**WHAT YOU HAVE TO DO**
Below are some records; retype all of them exactly.

··· GIVEN INFORMATION

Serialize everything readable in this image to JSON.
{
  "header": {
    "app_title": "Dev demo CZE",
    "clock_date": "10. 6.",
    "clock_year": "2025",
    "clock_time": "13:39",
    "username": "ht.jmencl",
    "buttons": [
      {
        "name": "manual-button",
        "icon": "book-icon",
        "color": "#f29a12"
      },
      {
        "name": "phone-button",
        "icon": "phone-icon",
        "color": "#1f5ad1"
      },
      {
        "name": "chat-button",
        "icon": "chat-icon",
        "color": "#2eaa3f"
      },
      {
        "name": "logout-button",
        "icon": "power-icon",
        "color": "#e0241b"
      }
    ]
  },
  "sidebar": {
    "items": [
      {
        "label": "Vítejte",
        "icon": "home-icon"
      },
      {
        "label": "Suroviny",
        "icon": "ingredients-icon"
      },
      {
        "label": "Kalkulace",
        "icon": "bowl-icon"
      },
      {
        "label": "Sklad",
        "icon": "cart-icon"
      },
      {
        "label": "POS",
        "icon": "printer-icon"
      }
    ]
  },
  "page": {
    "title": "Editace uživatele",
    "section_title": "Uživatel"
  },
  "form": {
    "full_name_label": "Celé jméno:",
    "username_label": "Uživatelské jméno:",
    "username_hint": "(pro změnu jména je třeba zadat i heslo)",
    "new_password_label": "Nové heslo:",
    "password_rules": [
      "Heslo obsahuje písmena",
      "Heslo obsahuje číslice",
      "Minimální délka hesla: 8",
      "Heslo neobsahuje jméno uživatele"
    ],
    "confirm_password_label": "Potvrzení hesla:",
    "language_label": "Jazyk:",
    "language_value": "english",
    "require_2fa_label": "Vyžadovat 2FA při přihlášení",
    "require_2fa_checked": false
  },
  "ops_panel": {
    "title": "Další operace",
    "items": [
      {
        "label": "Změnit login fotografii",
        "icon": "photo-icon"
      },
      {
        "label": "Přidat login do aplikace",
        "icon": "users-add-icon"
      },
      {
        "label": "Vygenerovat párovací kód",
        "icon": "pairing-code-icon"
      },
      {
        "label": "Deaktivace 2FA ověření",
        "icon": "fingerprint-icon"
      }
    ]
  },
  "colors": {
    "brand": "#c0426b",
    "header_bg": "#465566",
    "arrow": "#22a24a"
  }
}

······

**ANSWER IN FULL**
Serialize everything readable in this image to JSON.
{
  "header": {
    "app_title": "Dev demo CZE",
    "clock_date": "10. 6.",
    "clock_year": "2025",
    "clock_time": "13:39",
    "username": "ht.jmencl",
    "buttons": [
      {
        "name": "manual-button",
        "icon": "book-icon",
        "color": "#f29a12"
      },
      {
        "name": "phone-button",
        "icon": "phone-icon",
        "color": "#1f5ad1"
      },
      {
        "name": "chat-button",
        "icon": "chat-icon",
        "color": "#2eaa3f"
      },
      {
        "name": "logout-button",
        "icon": "power-icon",
        "color": "#e0241b"
      }
    ]
  },
  "sidebar": {
    "items": [
      {
        "label": "Vítejte",
        "icon": "home-icon"
      },
      {
        "label": "Suroviny",
        "icon": "ingredients-icon"
      },
      {
        "label": "Kalkulace",
        "icon": "bowl-icon"
      },
      {
        "label": "Sklad",
        "icon": "cart-icon"
      },
      {
        "label": "POS",
        "icon": "printer-icon"
      }
    ]
  },
  "page": {
    "title": "Editace uživatele",
    "section_title": "Uživatel"
  },
  "form": {
    "full_name_label": "Celé jméno:",
    "username_label": "Uživatelské jméno:",
    "username_hint": "(pro změnu jména je třeba zadat i heslo)",
    "new_password_label": "Nové heslo:",
    "password_rules": [
      "Heslo obsahuje písmena",
      "Heslo obsahuje číslice",
      "Minimální délka hesla: 8",
      "Heslo neobsahuje jméno uživatele"
    ],
    "confirm_password_label": "Potvrzení hesla:",
    "language_label": "Jazyk:",
    "language_value": "english",
    "require_2fa_label": "Vyžadovat 2FA při přihlášení",
    "require_2fa_checked": false
  },
  "ops_panel": {
    "title": "Další operace",
    "items": [
      {
        "label": "Změnit login fotografii",
        "icon": "photo-icon"
      },
      {
        "label": "Přidat login do aplikace",
        "icon": "users-add-icon"
      },
      {
        "label": "Vygenerovat párovací kód",
        "icon": "pairing-code-icon"
      },
      {
        "label": "Deaktivace 2FA ověření",
        "icon": "fingerprint-icon"
      }
    ]
  },
  "colors": {
    "brand": "#c0426b",
    "header_bg": "#465566",
    "arrow": "#22a24a"
  }
}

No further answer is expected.